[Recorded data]

■ ■ ■

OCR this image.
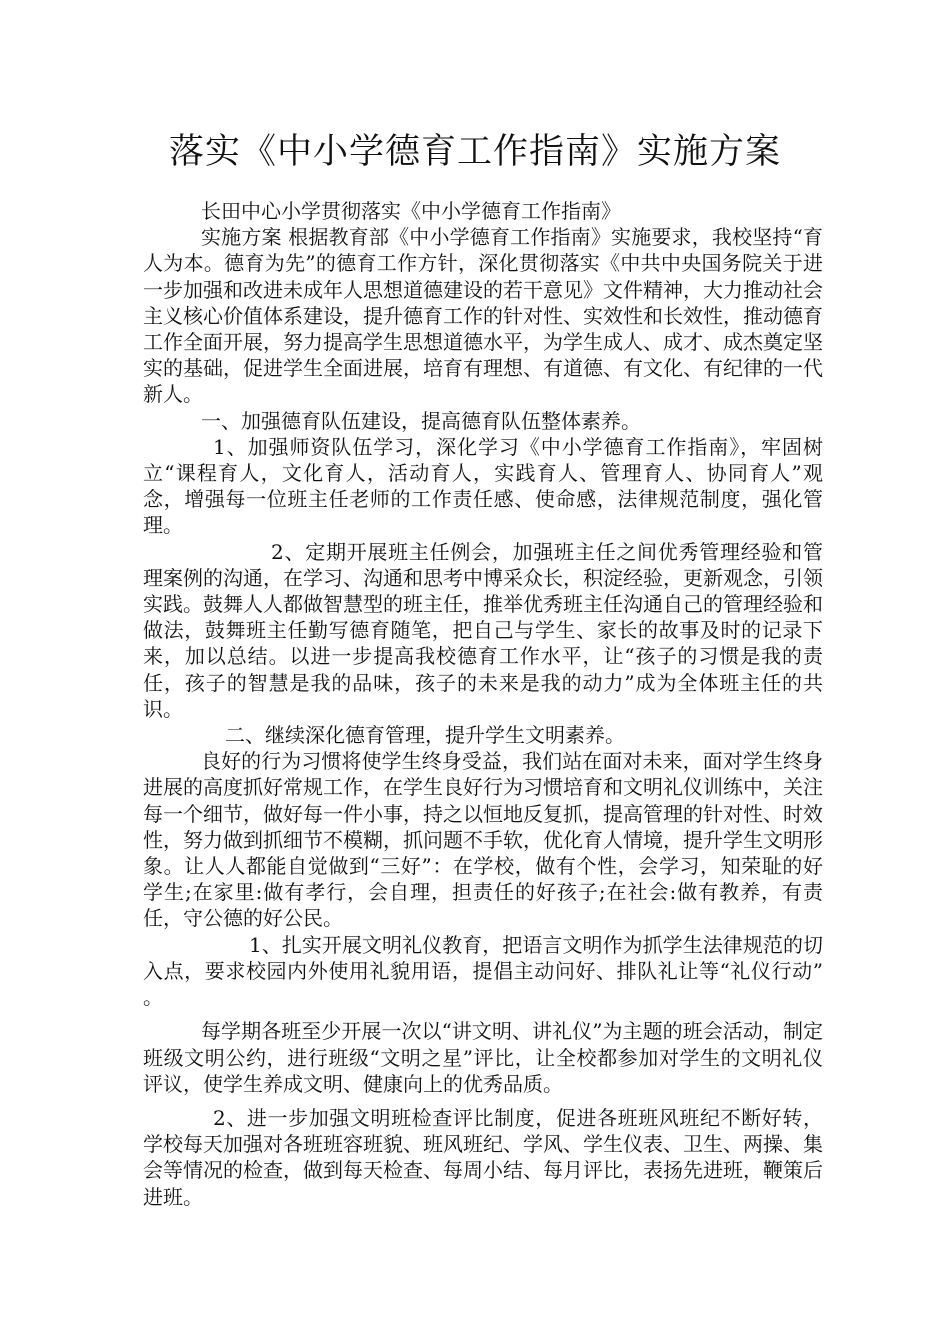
落实《中小学德育工作指南》实施方案

长田中心小学贯彻落实《中小学德育工作指南》

实施方案 根据教育部《中小学德育工作指南》实施要求，我校坚持“育人为本。德育为先”的德育工作方针，深化贯彻落实《中共中央国务院关于进一步加强和改进未成年人思想道德建设的若干意见》文件精神，大力推动社会主义核心价值体系建设，提升德育工作的针对性、实效性和长效性，推动德育工作全面开展，努力提高学生思想道德水平，为学生成人、成才、成杰奠定坚实的基础，促进学生全面进展，培育有理想、有道德、有文化、有纪律的一代新人。

一、加强德育队伍建设，提高德育队伍整体素养。

1、加强师资队伍学习，深化学习《中小学德育工作指南》，牢固树立“课程育人，文化育人，活动育人，实践育人、管理育人、协同育人”观念，增强每一位班主任老师的工作责任感、使命感，法律规范制度，强化管理。

2、定期开展班主任例会，加强班主任之间优秀管理经验和管理案例的沟通，在学习、沟通和思考中博采众长，积淀经验，更新观念，引领实践。鼓舞人人都做智慧型的班主任，推举优秀班主任沟通自己的管理经验和做法，鼓舞班主任勤写德育随笔，把自己与学生、家长的故事及时的记录下来，加以总结。以进一步提高我校德育工作水平，让“孩子的习惯是我的责任，孩子的智慧是我的品味，孩子的未来是我的动力”成为全体班主任的共识。

二、继续深化德育管理，提升学生文明素养。

良好的行为习惯将使学生终身受益，我们站在面对未来，面对学生终身进展的高度抓好常规工作，在学生良好行为习惯培育和文明礼仪训练中，关注每一个细节，做好每一件小事，持之以恒地反复抓，提高管理的针对性、时效性，努力做到抓细节不模糊，抓问题不手软，优化育人情境，提升学生文明形象。让人人都能自觉做到“三好”：在学校，做有个性，会学习，知荣耻的好学生;在家里:做有孝行，会自理，担责任的好孩子;在社会:做有教养，有责任，守公德的好公民。

1、扎实开展文明礼仪教育，把语言文明作为抓学生法律规范的切入点，要求校园内外使用礼貌用语，提倡主动问好、排队礼让等“礼仪行动” 。

每学期各班至少开展一次以“讲文明、讲礼仪”为主题的班会活动，制定班级文明公约，进行班级“文明之星”评比，让全校都参加对学生的文明礼仪评议，使学生养成文明、健康向上的优秀品质。

2、进一步加强文明班检查评比制度，促进各班班风班纪不断好转，学校每天加强对各班班容班貌、班风班纪、学风、学生仪表、卫生、两操、集会等情况的检查，做到每天检查、每周小结、每月评比，表扬先进班，鞭策后进班。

■ ■ ■

Aim:
Copy all the entries word for word. Omit any pictures.

Correct result:
OCR this image.
落实《中小学德育工作指南》实施方案

长田中心小学贯彻落实《中小学德育工作指南》

实施方案 根据教育部《中小学德育工作指南》实施要求，我校坚持“育人为本。德育为先”的德育工作方针，深化贯彻落实《中共中央国务院关于进一步加强和改进未成年人思想道德建设的若干意见》文件精神，大力推动社会主义核心价值体系建设，提升德育工作的针对性、实效性和长效性，推动德育工作全面开展，努力提高学生思想道德水平，为学生成人、成才、成杰奠定坚实的基础，促进学生全面进展，培育有理想、有道德、有文化、有纪律的一代新人。

一、加强德育队伍建设，提高德育队伍整体素养。

1、加强师资队伍学习，深化学习《中小学德育工作指南》，牢固树立“课程育人，文化育人，活动育人，实践育人、管理育人、协同育人”观念，增强每一位班主任老师的工作责任感、使命感，法律规范制度，强化管理。

2、定期开展班主任例会，加强班主任之间优秀管理经验和管理案例的沟通，在学习、沟通和思考中博采众长，积淀经验，更新观念，引领实践。鼓舞人人都做智慧型的班主任，推举优秀班主任沟通自己的管理经验和做法，鼓舞班主任勤写德育随笔，把自己与学生、家长的故事及时的记录下来，加以总结。以进一步提高我校德育工作水平，让“孩子的习惯是我的责任，孩子的智慧是我的品味，孩子的未来是我的动力”成为全体班主任的共识。

二、继续深化德育管理，提升学生文明素养。

良好的行为习惯将使学生终身受益，我们站在面对未来，面对学生终身进展的高度抓好常规工作，在学生良好行为习惯培育和文明礼仪训练中，关注每一个细节，做好每一件小事，持之以恒地反复抓，提高管理的针对性、时效性，努力做到抓细节不模糊，抓问题不手软，优化育人情境，提升学生文明形象。让人人都能自觉做到“三好”：在学校，做有个性，会学习，知荣耻的好学生;在家里:做有孝行，会自理，担责任的好孩子;在社会:做有教养，有责任，守公德的好公民。

1、扎实开展文明礼仪教育，把语言文明作为抓学生法律规范的切入点，要求校园内外使用礼貌用语，提倡主动问好、排队礼让等“礼仪行动” 。

每学期各班至少开展一次以“讲文明、讲礼仪”为主题的班会活动，制定班级文明公约，进行班级“文明之星”评比，让全校都参加对学生的文明礼仪评议，使学生养成文明、健康向上的优秀品质。

2、进一步加强文明班检查评比制度，促进各班班风班纪不断好转，学校每天加强对各班班容班貌、班风班纪、学风、学生仪表、卫生、两操、集会等情况的检查，做到每天检查、每周小结、每月评比，表扬先进班，鞭策后进班。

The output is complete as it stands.